Emmanuel Charpentier gravatar image

updated 2017-11-21 03:17:36 -0600

EDIT : Thierry's answer is _much_ better than mine, and is even _lazier_.

I'll leave my answer as a memento : _"Lazy" doesn't mean lazy enough to not look at Python's library documentation..._

If your numbers are ALL representable exactly as an R integer or float, R allows you to be lazy...

Let's be lazy :

sage: r.help("hist")

hist package:graphics R Documentation

Histograms

Description:

 The generic function ‘hist’ computes a histogram of the given data
 values.  If ‘plot = TRUE’, the resulting object of class
 ‘"histogram"’ is plotted by ‘plot.histogram’, before it is
 returned.

Usage:

 hist(x, ...)

(I abbreviated the screeenfuls of help...).

You may also want to plot yourself : R may regroup your results in more-or-less comparable bins, which mau or may not be what you want. This might come handy :

sage: results=[randint(-5,5) for i in range(100)] # Simulated results...

-*-*-

WHAT YOU WILL DO — Continue the forum answer above on building histograms in Sage through R, starting immediately after its final line of code.

STORED RECORDS —

-*-*-

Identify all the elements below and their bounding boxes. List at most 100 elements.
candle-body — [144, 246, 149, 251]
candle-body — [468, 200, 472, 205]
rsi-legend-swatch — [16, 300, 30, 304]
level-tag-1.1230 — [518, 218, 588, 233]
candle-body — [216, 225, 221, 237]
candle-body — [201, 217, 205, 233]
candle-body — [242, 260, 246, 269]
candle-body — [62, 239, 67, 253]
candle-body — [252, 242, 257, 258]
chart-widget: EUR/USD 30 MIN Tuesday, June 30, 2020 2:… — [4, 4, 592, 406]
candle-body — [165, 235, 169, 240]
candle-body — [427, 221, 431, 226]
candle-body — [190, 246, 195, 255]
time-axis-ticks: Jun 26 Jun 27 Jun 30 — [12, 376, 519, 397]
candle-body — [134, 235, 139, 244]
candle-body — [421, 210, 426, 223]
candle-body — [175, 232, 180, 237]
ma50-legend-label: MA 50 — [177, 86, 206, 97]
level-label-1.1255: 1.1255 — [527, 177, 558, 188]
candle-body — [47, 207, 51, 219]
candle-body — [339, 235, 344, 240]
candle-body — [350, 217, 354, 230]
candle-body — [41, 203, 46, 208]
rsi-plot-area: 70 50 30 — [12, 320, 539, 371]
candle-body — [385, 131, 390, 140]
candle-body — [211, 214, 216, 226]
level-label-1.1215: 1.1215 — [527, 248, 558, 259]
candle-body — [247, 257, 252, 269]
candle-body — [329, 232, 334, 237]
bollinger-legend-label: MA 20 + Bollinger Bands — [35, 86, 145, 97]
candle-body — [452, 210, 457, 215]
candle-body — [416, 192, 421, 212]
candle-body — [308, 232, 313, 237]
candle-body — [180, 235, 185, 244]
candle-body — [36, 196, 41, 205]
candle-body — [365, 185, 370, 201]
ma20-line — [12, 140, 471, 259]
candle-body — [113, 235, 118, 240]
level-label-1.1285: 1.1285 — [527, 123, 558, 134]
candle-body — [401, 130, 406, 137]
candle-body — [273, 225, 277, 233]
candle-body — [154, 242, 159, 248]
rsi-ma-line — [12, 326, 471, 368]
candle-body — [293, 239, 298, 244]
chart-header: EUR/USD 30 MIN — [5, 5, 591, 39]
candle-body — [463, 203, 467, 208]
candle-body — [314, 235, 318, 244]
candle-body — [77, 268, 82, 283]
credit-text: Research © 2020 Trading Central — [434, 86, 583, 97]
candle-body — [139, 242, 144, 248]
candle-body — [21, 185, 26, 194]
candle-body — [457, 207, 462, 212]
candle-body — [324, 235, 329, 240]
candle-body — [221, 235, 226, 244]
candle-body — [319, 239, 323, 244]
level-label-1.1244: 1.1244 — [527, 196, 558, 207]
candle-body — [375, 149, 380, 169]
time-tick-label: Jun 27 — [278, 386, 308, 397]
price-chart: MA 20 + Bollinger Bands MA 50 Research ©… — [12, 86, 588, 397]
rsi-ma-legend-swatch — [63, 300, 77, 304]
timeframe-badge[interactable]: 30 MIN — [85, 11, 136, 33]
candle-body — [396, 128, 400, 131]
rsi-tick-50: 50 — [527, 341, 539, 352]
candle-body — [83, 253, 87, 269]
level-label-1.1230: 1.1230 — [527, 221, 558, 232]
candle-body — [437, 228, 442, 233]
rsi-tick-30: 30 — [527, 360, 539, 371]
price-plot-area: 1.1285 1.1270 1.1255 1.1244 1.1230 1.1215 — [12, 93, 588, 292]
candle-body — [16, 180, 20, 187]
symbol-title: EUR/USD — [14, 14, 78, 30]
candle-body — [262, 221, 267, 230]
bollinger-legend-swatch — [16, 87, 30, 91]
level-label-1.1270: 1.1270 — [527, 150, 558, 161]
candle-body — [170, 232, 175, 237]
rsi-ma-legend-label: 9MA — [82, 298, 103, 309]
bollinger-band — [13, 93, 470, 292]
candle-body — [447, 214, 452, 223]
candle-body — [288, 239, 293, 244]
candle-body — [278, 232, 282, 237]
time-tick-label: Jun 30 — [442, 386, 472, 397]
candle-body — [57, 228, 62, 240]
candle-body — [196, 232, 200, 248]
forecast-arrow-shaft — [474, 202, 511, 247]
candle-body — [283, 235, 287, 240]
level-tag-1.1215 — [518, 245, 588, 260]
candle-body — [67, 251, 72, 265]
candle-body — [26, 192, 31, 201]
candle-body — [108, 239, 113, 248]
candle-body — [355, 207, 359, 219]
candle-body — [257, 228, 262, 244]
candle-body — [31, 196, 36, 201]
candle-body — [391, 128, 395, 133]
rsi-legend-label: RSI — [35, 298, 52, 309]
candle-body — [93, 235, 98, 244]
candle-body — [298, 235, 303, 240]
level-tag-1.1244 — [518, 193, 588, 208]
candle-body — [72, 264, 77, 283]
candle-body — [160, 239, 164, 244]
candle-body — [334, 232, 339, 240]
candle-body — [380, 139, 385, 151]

-*-*-

OUTPUT FOR THIS EXERCISE —
sage: H=r.table(results).sage() # Guarantees one count per distinct value in result.
## A mouthful, to be programmed.
sage: P=map(lambda a,b:[a,b], H.get("_Dimnames").get('DATA').values()[0],H.get('DATA')) 
sage: P

[['-5', 12],
 ['-4', 12],
 ['-3', 12],
 ['-2', 15],
 ['-1', 11],
 ['0', 7],
 ['1', 10],
 ['2', 6],
 ['3', 4],
 ['4', 5],
 ['5', 6]]

points(P) is a first rough approximation of the graph you seek. Now, if you insist on a barchart,R may have some interesting possibilities...

Now, if your numbers are not representable exactly in R, I'd look for a Python library able to build a B-tree, whose nodes would store a tuple (key,number of occurrences). I don't have any idea right now, but I'd be surprised if such a library didn't exist. That would be in O(n*log(n))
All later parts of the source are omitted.